# PROBLEM DESCRIPTION:
Reproduce the entries below in full, word for word.

[start of ITEMS]

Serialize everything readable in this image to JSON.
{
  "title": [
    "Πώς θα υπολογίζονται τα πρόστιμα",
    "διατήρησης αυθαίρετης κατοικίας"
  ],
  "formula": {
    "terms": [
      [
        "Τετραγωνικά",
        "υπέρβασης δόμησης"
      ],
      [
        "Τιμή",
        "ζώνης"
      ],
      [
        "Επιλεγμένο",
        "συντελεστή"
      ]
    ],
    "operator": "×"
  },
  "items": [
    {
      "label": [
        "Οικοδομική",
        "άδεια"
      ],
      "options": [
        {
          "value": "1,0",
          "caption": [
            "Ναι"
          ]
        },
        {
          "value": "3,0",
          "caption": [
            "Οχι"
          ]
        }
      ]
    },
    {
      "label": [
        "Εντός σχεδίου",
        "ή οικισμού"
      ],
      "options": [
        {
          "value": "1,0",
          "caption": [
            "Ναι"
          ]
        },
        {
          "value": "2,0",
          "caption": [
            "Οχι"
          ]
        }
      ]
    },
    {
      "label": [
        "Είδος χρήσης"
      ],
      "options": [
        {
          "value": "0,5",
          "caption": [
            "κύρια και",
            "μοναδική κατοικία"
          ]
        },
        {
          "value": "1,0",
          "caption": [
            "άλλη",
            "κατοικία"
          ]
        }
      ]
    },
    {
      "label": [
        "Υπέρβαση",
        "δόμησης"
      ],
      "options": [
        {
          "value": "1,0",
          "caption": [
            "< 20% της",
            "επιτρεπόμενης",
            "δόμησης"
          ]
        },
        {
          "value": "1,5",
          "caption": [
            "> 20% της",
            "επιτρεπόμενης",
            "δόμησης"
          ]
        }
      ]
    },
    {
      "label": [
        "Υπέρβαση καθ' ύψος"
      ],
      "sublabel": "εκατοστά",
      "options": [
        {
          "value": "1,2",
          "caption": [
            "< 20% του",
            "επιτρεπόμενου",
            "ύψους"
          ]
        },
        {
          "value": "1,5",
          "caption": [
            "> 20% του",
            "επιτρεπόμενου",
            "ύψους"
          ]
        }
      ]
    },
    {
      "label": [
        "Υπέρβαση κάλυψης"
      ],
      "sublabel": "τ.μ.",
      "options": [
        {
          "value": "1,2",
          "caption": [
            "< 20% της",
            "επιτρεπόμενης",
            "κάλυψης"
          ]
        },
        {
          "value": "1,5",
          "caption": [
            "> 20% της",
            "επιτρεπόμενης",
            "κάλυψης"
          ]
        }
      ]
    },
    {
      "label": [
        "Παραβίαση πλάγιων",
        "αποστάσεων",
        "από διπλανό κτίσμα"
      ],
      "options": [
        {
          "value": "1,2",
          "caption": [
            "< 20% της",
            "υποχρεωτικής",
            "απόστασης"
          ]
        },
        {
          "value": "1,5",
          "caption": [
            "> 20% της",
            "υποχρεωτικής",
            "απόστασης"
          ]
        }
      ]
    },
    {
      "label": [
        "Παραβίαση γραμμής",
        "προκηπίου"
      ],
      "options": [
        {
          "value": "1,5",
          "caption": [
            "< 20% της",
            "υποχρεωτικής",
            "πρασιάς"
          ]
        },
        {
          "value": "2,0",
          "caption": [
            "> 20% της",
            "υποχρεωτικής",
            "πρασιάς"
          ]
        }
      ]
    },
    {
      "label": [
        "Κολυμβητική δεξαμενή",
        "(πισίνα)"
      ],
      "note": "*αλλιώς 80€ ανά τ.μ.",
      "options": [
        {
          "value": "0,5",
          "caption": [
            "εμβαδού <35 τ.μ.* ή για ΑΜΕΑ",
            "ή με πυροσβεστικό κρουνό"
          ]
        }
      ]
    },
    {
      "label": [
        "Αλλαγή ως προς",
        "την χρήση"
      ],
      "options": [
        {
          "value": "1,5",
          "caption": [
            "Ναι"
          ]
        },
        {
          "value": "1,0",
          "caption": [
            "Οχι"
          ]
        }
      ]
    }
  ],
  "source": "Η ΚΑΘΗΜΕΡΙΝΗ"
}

[end of ITEMS]

# RESPONSE TO THIS TASK:
Serialize everything readable in this image to JSON.
{
  "title": [
    "Πώς θα υπολογίζονται τα πρόστιμα",
    "διατήρησης αυθαίρετης κατοικίας"
  ],
  "formula": {
    "terms": [
      [
        "Τετραγωνικά",
        "υπέρβασης δόμησης"
      ],
      [
        "Τιμή",
        "ζώνης"
      ],
      [
        "Επιλεγμένο",
        "συντελεστή"
      ]
    ],
    "operator": "×"
  },
  "items": [
    {
      "label": [
        "Οικοδομική",
        "άδεια"
      ],
      "options": [
        {
          "value": "1,0",
          "caption": [
            "Ναι"
          ]
        },
        {
          "value": "3,0",
          "caption": [
            "Οχι"
          ]
        }
      ]
    },
    {
      "label": [
        "Εντός σχεδίου",
        "ή οικισμού"
      ],
      "options": [
        {
          "value": "1,0",
          "caption": [
            "Ναι"
          ]
        },
        {
          "value": "2,0",
          "caption": [
            "Οχι"
          ]
        }
      ]
    },
    {
      "label": [
        "Είδος χρήσης"
      ],
      "options": [
        {
          "value": "0,5",
          "caption": [
            "κύρια και",
            "μοναδική κατοικία"
          ]
        },
        {
          "value": "1,0",
          "caption": [
            "άλλη",
            "κατοικία"
          ]
        }
      ]
    },
    {
      "label": [
        "Υπέρβαση",
        "δόμησης"
      ],
      "options": [
        {
          "value": "1,0",
          "caption": [
            "< 20% της",
            "επιτρεπόμενης",
            "δόμησης"
          ]
        },
        {
          "value": "1,5",
          "caption": [
            "> 20% της",
            "επιτρεπόμενης",
            "δόμησης"
          ]
        }
      ]
    },
    {
      "label": [
        "Υπέρβαση καθ' ύψος"
      ],
      "sublabel": "εκατοστά",
      "options": [
        {
          "value": "1,2",
          "caption": [
            "< 20% του",
            "επιτρεπόμενου",
            "ύψους"
          ]
        },
        {
          "value": "1,5",
          "caption": [
            "> 20% του",
            "επιτρεπόμενου",
            "ύψους"
          ]
        }
      ]
    },
    {
      "label": [
        "Υπέρβαση κάλυψης"
      ],
      "sublabel": "τ.μ.",
      "options": [
        {
          "value": "1,2",
          "caption": [
            "< 20% της",
            "επιτρεπόμενης",
            "κάλυψης"
          ]
        },
        {
          "value": "1,5",
          "caption": [
            "> 20% της",
            "επιτρεπόμενης",
            "κάλυψης"
          ]
        }
      ]
    },
    {
      "label": [
        "Παραβίαση πλάγιων",
        "αποστάσεων",
        "από διπλανό κτίσμα"
      ],
      "options": [
        {
          "value": "1,2",
          "caption": [
            "< 20% της",
            "υποχρεωτικής",
            "απόστασης"
          ]
        },
        {
          "value": "1,5",
          "caption": [
            "> 20% της",
            "υποχρεωτικής",
            "απόστασης"
          ]
        }
      ]
    },
    {
      "label": [
        "Παραβίαση γραμμής",
        "προκηπίου"
      ],
      "options": [
        {
          "value": "1,5",
          "caption": [
            "< 20% της",
            "υποχρεωτικής",
            "πρασιάς"
          ]
        },
        {
          "value": "2,0",
          "caption": [
            "> 20% της",
            "υποχρεωτικής",
            "πρασιάς"
          ]
        }
      ]
    },
    {
      "label": [
        "Κολυμβητική δεξαμενή",
        "(πισίνα)"
      ],
      "note": "*αλλιώς 80€ ανά τ.μ.",
      "options": [
        {
          "value": "0,5",
          "caption": [
            "εμβαδού <35 τ.μ.* ή για ΑΜΕΑ",
            "ή με πυροσβεστικό κρουνό"
          ]
        }
      ]
    },
    {
      "label": [
        "Αλλαγή ως προς",
        "την χρήση"
      ],
      "options": [
        {
          "value": "1,5",
          "caption": [
            "Ναι"
          ]
        },
        {
          "value": "1,0",
          "caption": [
            "Οχι"
          ]
        }
      ]
    }
  ],
  "source": "Η ΚΑΘΗΜΕΡΙΝΗ"
}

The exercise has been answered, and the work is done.